What this task involves: Skip the pictures and repeat each line of the data exactly.

Working data:

------------------------------------------------------------

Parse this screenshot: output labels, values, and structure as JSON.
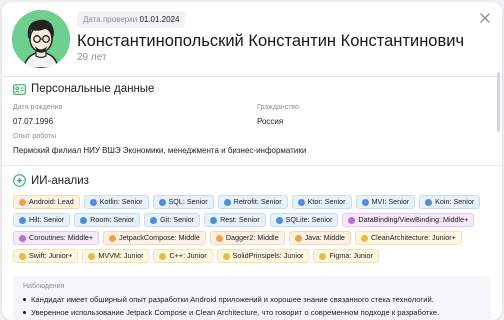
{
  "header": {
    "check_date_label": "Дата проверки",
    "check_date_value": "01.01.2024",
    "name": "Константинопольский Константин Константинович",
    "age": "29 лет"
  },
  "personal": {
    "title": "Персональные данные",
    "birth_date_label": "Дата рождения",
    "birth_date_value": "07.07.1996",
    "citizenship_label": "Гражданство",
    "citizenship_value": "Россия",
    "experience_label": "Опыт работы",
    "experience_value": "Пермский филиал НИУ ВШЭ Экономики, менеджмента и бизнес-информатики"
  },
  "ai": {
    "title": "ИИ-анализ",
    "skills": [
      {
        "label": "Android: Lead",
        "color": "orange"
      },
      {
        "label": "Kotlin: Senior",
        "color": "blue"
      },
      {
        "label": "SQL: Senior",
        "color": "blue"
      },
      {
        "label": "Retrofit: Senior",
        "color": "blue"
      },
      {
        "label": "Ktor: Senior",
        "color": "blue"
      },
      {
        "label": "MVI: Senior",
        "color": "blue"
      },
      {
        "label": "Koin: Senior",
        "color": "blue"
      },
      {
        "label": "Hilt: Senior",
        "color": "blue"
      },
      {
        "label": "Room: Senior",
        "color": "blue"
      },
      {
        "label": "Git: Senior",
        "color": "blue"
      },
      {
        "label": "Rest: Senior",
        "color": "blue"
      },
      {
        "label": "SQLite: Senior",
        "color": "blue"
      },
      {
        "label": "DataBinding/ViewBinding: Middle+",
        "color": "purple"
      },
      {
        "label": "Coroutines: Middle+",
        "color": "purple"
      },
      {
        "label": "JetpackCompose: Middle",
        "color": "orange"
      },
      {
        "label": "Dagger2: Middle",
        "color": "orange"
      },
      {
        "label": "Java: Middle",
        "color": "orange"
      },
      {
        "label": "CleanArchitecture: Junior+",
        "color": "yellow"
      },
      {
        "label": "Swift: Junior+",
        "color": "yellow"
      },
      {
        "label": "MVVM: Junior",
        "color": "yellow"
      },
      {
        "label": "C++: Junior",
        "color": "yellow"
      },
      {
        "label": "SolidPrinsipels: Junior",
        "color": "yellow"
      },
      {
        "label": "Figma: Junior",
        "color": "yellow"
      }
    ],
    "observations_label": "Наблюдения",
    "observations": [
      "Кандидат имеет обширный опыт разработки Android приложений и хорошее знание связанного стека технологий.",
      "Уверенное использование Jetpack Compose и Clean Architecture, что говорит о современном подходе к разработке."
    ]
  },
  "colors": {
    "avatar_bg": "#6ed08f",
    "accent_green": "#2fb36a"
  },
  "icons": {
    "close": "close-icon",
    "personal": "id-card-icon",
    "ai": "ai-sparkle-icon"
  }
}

------------------------------------------------------------

Right answer:
Parse this screenshot: output labels, values, and structure as JSON.
{
  "header": {
    "check_date_label": "Дата проверки",
    "check_date_value": "01.01.2024",
    "name": "Константинопольский Константин Константинович",
    "age": "29 лет"
  },
  "personal": {
    "title": "Персональные данные",
    "birth_date_label": "Дата рождения",
    "birth_date_value": "07.07.1996",
    "citizenship_label": "Гражданство",
    "citizenship_value": "Россия",
    "experience_label": "Опыт работы",
    "experience_value": "Пермский филиал НИУ ВШЭ Экономики, менеджмента и бизнес-информатики"
  },
  "ai": {
    "title": "ИИ-анализ",
    "skills": [
      {
        "label": "Android: Lead",
        "color": "orange"
      },
      {
        "label": "Kotlin: Senior",
        "color": "blue"
      },
      {
        "label": "SQL: Senior",
        "color": "blue"
      },
      {
        "label": "Retrofit: Senior",
        "color": "blue"
      },
      {
        "label": "Ktor: Senior",
        "color": "blue"
      },
      {
        "label": "MVI: Senior",
        "color": "blue"
      },
      {
        "label": "Koin: Senior",
        "color": "blue"
      },
      {
        "label": "Hilt: Senior",
        "color": "blue"
      },
      {
        "label": "Room: Senior",
        "color": "blue"
      },
      {
        "label": "Git: Senior",
        "color": "blue"
      },
      {
        "label": "Rest: Senior",
        "color": "blue"
      },
      {
        "label": "SQLite: Senior",
        "color": "blue"
      },
      {
        "label": "DataBinding/ViewBinding: Middle+",
        "color": "purple"
      },
      {
        "label": "Coroutines: Middle+",
        "color": "purple"
      },
      {
        "label": "JetpackCompose: Middle",
        "color": "orange"
      },
      {
        "label": "Dagger2: Middle",
        "color": "orange"
      },
      {
        "label": "Java: Middle",
        "color": "orange"
      },
      {
        "label": "CleanArchitecture: Junior+",
        "color": "yellow"
      },
      {
        "label": "Swift: Junior+",
        "color": "yellow"
      },
      {
        "label": "MVVM: Junior",
        "color": "yellow"
      },
      {
        "label": "C++: Junior",
        "color": "yellow"
      },
      {
        "label": "SolidPrinsipels: Junior",
        "color": "yellow"
      },
      {
        "label": "Figma: Junior",
        "color": "yellow"
      }
    ],
    "observations_label": "Наблюдения",
    "observations": [
      "Кандидат имеет обширный опыт разработки Android приложений и хорошее знание связанного стека технологий.",
      "Уверенное использование Jetpack Compose и Clean Architecture, что говорит о современном подходе к разработке."
    ]
  },
  "colors": {
    "avatar_bg": "#6ed08f",
    "accent_green": "#2fb36a"
  },
  "icons": {
    "close": "close-icon",
    "personal": "id-card-icon",
    "ai": "ai-sparkle-icon"
  }
}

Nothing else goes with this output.